▸ **Task goal**
Are you able to retype all the records below exactly?

————————

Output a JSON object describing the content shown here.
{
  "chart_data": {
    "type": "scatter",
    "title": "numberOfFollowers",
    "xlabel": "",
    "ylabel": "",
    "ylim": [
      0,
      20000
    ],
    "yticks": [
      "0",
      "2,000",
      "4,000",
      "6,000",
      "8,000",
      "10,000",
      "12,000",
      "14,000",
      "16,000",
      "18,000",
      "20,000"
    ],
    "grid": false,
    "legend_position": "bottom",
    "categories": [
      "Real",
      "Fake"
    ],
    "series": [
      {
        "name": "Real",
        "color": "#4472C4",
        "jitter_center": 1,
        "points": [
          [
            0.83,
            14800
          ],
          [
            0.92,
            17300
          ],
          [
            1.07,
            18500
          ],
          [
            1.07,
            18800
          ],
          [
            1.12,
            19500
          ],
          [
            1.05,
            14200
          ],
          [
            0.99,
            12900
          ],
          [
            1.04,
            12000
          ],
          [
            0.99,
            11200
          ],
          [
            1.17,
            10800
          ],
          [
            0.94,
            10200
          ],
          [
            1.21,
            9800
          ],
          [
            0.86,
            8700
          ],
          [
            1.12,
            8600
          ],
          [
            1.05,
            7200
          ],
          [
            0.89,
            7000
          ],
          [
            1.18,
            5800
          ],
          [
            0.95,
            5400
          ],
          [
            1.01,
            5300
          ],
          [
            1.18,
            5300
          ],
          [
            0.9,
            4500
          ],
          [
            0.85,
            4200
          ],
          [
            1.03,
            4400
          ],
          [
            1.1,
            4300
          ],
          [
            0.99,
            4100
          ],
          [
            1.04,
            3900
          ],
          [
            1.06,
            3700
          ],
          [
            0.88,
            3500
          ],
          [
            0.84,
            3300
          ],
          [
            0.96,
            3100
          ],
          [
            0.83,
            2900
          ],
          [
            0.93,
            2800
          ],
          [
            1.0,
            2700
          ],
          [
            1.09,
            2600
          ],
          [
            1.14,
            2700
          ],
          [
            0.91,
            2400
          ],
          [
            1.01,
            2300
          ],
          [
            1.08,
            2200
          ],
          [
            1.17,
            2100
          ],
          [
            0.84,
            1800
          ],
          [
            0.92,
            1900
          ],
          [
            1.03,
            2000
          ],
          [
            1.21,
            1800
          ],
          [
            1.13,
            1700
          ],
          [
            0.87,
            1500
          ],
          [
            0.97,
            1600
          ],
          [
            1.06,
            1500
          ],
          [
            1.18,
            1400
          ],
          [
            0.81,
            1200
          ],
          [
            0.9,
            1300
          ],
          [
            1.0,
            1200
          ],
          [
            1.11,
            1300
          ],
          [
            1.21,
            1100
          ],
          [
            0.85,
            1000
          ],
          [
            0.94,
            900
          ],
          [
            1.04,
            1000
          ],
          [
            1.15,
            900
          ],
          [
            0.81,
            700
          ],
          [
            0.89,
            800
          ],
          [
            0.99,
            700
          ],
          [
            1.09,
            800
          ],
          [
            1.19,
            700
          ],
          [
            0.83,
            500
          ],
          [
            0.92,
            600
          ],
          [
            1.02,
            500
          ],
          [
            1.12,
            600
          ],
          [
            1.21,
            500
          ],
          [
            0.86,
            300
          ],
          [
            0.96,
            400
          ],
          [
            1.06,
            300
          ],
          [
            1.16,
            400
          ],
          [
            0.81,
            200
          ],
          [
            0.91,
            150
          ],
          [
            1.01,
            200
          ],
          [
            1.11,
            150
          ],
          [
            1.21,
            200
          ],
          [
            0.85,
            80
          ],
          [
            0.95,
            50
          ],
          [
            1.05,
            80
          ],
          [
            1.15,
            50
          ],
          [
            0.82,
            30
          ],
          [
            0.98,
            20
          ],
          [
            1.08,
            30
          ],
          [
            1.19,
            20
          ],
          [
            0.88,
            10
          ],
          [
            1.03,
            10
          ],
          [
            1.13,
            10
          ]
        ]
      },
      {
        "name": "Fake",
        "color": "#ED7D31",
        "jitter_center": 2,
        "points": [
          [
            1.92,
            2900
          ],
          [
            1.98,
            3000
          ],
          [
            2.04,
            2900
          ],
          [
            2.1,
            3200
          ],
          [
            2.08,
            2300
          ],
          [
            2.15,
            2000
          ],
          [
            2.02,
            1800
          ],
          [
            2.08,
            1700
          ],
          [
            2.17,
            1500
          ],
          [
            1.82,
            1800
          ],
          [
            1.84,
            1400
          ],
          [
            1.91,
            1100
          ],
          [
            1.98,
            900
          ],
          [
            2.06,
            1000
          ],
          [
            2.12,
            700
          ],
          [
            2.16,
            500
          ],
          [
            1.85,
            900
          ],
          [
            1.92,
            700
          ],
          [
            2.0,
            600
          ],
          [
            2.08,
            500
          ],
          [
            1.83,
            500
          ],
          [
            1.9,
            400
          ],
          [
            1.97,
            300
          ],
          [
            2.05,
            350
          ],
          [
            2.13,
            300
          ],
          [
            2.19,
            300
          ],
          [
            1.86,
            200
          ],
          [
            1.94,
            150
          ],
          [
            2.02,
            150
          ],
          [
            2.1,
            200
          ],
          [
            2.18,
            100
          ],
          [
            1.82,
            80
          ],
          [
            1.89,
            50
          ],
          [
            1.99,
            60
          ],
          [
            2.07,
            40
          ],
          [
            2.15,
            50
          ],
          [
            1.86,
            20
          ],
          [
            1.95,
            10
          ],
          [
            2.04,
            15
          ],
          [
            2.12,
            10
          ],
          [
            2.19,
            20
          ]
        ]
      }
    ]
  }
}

————————

▸ **Exercise result**
Output a JSON object describing the content shown here.
{
  "chart_data": {
    "type": "scatter",
    "title": "numberOfFollowers",
    "xlabel": "",
    "ylabel": "",
    "ylim": [
      0,
      20000
    ],
    "yticks": [
      "0",
      "2,000",
      "4,000",
      "6,000",
      "8,000",
      "10,000",
      "12,000",
      "14,000",
      "16,000",
      "18,000",
      "20,000"
    ],
    "grid": false,
    "legend_position": "bottom",
    "categories": [
      "Real",
      "Fake"
    ],
    "series": [
      {
        "name": "Real",
        "color": "#4472C4",
        "jitter_center": 1,
        "points": [
          [
            0.83,
            14800
          ],
          [
            0.92,
            17300
          ],
          [
            1.07,
            18500
          ],
          [
            1.07,
            18800
          ],
          [
            1.12,
            19500
          ],
          [
            1.05,
            14200
          ],
          [
            0.99,
            12900
          ],
          [
            1.04,
            12000
          ],
          [
            0.99,
            11200
          ],
          [
            1.17,
            10800
          ],
          [
            0.94,
            10200
          ],
          [
            1.21,
            9800
          ],
          [
            0.86,
            8700
          ],
          [
            1.12,
            8600
          ],
          [
            1.05,
            7200
          ],
          [
            0.89,
            7000
          ],
          [
            1.18,
            5800
          ],
          [
            0.95,
            5400
          ],
          [
            1.01,
            5300
          ],
          [
            1.18,
            5300
          ],
          [
            0.9,
            4500
          ],
          [
            0.85,
            4200
          ],
          [
            1.03,
            4400
          ],
          [
            1.1,
            4300
          ],
          [
            0.99,
            4100
          ],
          [
            1.04,
            3900
          ],
          [
            1.06,
            3700
          ],
          [
            0.88,
            3500
          ],
          [
            0.84,
            3300
          ],
          [
            0.96,
            3100
          ],
          [
            0.83,
            2900
          ],
          [
            0.93,
            2800
          ],
          [
            1.0,
            2700
          ],
          [
            1.09,
            2600
          ],
          [
            1.14,
            2700
          ],
          [
            0.91,
            2400
          ],
          [
            1.01,
            2300
          ],
          [
            1.08,
            2200
          ],
          [
            1.17,
            2100
          ],
          [
            0.84,
            1800
          ],
          [
            0.92,
            1900
          ],
          [
            1.03,
            2000
          ],
          [
            1.21,
            1800
          ],
          [
            1.13,
            1700
          ],
          [
            0.87,
            1500
          ],
          [
            0.97,
            1600
          ],
          [
            1.06,
            1500
          ],
          [
            1.18,
            1400
          ],
          [
            0.81,
            1200
          ],
          [
            0.9,
            1300
          ],
          [
            1.0,
            1200
          ],
          [
            1.11,
            1300
          ],
          [
            1.21,
            1100
          ],
          [
            0.85,
            1000
          ],
          [
            0.94,
            900
          ],
          [
            1.04,
            1000
          ],
          [
            1.15,
            900
          ],
          [
            0.81,
            700
          ],
          [
            0.89,
            800
          ],
          [
            0.99,
            700
          ],
          [
            1.09,
            800
          ],
          [
            1.19,
            700
          ],
          [
            0.83,
            500
          ],
          [
            0.92,
            600
          ],
          [
            1.02,
            500
          ],
          [
            1.12,
            600
          ],
          [
            1.21,
            500
          ],
          [
            0.86,
            300
          ],
          [
            0.96,
            400
          ],
          [
            1.06,
            300
          ],
          [
            1.16,
            400
          ],
          [
            0.81,
            200
          ],
          [
            0.91,
            150
          ],
          [
            1.01,
            200
          ],
          [
            1.11,
            150
          ],
          [
            1.21,
            200
          ],
          [
            0.85,
            80
          ],
          [
            0.95,
            50
          ],
          [
            1.05,
            80
          ],
          [
            1.15,
            50
          ],
          [
            0.82,
            30
          ],
          [
            0.98,
            20
          ],
          [
            1.08,
            30
          ],
          [
            1.19,
            20
          ],
          [
            0.88,
            10
          ],
          [
            1.03,
            10
          ],
          [
            1.13,
            10
          ]
        ]
      },
      {
        "name": "Fake",
        "color": "#ED7D31",
        "jitter_center": 2,
        "points": [
          [
            1.92,
            2900
          ],
          [
            1.98,
            3000
          ],
          [
            2.04,
            2900
          ],
          [
            2.1,
            3200
          ],
          [
            2.08,
            2300
          ],
          [
            2.15,
            2000
          ],
          [
            2.02,
            1800
          ],
          [
            2.08,
            1700
          ],
          [
            2.17,
            1500
          ],
          [
            1.82,
            1800
          ],
          [
            1.84,
            1400
          ],
          [
            1.91,
            1100
          ],
          [
            1.98,
            900
          ],
          [
            2.06,
            1000
          ],
          [
            2.12,
            700
          ],
          [
            2.16,
            500
          ],
          [
            1.85,
            900
          ],
          [
            1.92,
            700
          ],
          [
            2.0,
            600
          ],
          [
            2.08,
            500
          ],
          [
            1.83,
            500
          ],
          [
            1.9,
            400
          ],
          [
            1.97,
            300
          ],
          [
            2.05,
            350
          ],
          [
            2.13,
            300
          ],
          [
            2.19,
            300
          ],
          [
            1.86,
            200
          ],
          [
            1.94,
            150
          ],
          [
            2.02,
            150
          ],
          [
            2.1,
            200
          ],
          [
            2.18,
            100
          ],
          [
            1.82,
            80
          ],
          [
            1.89,
            50
          ],
          [
            1.99,
            60
          ],
          [
            2.07,
            40
          ],
          [
            2.15,
            50
          ],
          [
            1.86,
            20
          ],
          [
            1.95,
            10
          ],
          [
            2.04,
            15
          ],
          [
            2.12,
            10
          ],
          [
            2.19,
            20
          ]
        ]
      }
    ]
  }
}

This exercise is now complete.